● TASK REQUIREMENTS
Say whether each statement agrees with the forum thread about scraping images, answering yes or no and quoting the deciding words: 1. One post suggests naming a downloaded image after the item id. 2. Turning off images for a site usually stops the scraping from working. 3. The script finally chosen looks up each image in Firefox's cache.

[Opening DOCUMENT SEGMENT section]

Can we scrape images inline or from cache?

Two questions:

  1. Is it possible to scrape the images directly while scraping the text from the page? Looking at the response headers for one of the images on the page, I see "Cache-Control: public,max-age=31536000,immutable". It seems silly to have to run a separate script outside of the browser to scrape all the images, which would generate new requests to the server being scraped.
  2. Can we make the filename of the image downloaded be unique to some field in the data row it's in. For the example of eBay, it makes sense to name the image 1234567890.webp if the item id in ebay is 1234567890. Ideally, I'll write a custom script for my specific use case that takes the downloaded images and processes them based on text data from that row, so having a unique reference field will be critical.

I searched and didn't immediately find any posts covering this. If I need to move this to Feature Requests, that's OK, too, but I'd love to get this going soon, so if there's some creative work-around, I should be able to write the code or do what I need to do to make it work.

Url: http://ebay.com

Sitemap:
{id:"sitemap code"}

Thanks for the quick reply. Are you saying there is a way to get what I'm after with this extraAttribute selector? I don't see this in my selector types, but I'll look again at the documentation to see if there's something I missed there. I was unable to use the sitemap you provided as it gives this error:
* FAILED_TO_CONNECT_TO_CHROME_TAB {"message":"Could not establish connection. Receiving end does not exist."} at getRootElement with []

That gets the image urls, but does not seem to grab the actual image (download it), which is what I'm looking to do. Is this example supposed to get the actual image?

To be clear, I have no problems getting the URLs for multiple images off a page. I need the actual image files.

So it's not possible to have them download while the scraping is in progress? I was mainly attempting to avoid re-downloading images that are already cached in the browser.

I'll take a look at the provided image download scripts and figure out what I need to do there.

I think it should be fine. Locally, I'll write a python script to pull the images from cache to save time and bandwidth and requests. When I move to the cloud I won't care as much, I think.

If it is excessive traffic you're worried about, you can easily disable a particular site from showing images via Chrome's settings. It is buried somewhere in there and I just look for "images" in the settings search.

I do this for large scrape jobs. It usually has no effect on the scraping because all the selectors are still present, even the image URLs. This has the added benefit of making pages load much faster. On the downside, some sites will detect this as bot behavior but that is rare. Also, some sites' features won't work properly if images are not loaded, e.g. page navigation.

I opted for a python script that goes through the csv and looks for each image by url in Firefox's cache. It's super fast and I don't have to mess with the browser or additional extensions.

[Closing DOCUMENT SEGMENT section]
[Opening STORED DATA section]

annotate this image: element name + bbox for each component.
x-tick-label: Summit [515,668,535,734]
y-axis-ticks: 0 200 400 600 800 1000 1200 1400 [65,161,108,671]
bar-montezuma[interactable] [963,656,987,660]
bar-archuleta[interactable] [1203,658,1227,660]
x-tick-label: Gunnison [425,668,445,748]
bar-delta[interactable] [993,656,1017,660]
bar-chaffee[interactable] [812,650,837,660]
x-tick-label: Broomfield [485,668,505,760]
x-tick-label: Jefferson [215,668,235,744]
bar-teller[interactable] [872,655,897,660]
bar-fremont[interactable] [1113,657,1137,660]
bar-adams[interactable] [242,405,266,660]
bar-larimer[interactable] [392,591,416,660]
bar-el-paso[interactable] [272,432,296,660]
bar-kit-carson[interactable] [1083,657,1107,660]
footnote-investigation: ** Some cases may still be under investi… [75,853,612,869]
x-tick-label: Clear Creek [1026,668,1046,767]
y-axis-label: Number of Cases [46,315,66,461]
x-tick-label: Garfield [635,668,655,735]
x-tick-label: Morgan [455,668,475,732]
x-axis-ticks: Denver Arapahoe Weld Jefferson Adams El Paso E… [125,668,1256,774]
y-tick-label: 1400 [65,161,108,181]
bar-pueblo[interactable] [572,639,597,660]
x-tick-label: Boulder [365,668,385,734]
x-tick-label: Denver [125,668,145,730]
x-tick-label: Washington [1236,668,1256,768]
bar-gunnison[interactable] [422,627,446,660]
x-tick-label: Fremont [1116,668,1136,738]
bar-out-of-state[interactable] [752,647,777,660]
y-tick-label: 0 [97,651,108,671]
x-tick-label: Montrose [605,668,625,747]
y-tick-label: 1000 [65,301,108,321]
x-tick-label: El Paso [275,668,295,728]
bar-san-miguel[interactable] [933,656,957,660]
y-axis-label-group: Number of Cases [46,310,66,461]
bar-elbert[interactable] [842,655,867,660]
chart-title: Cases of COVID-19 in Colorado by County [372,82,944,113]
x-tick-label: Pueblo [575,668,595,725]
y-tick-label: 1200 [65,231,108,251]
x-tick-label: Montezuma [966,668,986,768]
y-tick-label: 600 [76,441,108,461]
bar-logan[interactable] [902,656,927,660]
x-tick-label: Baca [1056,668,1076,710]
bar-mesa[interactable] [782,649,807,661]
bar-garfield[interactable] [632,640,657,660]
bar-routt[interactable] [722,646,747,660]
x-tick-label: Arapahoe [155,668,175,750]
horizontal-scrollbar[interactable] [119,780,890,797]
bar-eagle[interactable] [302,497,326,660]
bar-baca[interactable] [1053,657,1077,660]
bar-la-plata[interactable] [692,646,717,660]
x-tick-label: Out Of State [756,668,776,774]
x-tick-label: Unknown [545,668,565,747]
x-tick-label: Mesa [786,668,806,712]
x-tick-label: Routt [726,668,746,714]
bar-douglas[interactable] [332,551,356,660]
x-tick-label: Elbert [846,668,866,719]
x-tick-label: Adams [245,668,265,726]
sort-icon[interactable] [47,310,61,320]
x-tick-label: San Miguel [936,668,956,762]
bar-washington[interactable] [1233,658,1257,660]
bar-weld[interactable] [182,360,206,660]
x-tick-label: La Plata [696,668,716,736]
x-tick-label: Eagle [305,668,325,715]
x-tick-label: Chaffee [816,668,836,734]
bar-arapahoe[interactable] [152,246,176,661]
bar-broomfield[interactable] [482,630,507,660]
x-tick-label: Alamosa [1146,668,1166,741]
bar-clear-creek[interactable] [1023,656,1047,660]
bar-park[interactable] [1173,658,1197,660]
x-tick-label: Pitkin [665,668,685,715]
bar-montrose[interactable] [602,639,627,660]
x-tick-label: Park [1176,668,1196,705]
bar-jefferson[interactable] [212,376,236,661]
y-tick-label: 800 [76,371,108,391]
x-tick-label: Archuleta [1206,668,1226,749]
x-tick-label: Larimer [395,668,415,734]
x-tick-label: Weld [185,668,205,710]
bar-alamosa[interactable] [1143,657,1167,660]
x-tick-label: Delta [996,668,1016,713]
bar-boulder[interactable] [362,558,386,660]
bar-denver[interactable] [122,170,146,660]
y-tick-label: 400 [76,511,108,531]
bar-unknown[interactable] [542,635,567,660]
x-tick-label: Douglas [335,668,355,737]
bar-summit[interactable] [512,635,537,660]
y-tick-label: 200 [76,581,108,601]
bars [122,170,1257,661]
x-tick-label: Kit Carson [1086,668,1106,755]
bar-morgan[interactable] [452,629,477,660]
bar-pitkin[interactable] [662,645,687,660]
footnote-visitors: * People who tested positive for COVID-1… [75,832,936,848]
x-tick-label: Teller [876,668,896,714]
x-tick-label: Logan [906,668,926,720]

[Closing STORED DATA section]

● OUTPUT FOR THIS TASK
1. Yes: "it makes sense to name the image 1234567890.webp if the item id in ebay is 1234567890"
2. No: "It usually has no effect on the scraping because all the selectors are still present"
3. Yes: "a python script that goes through the csv and looks for each image by url in Firefox's cache"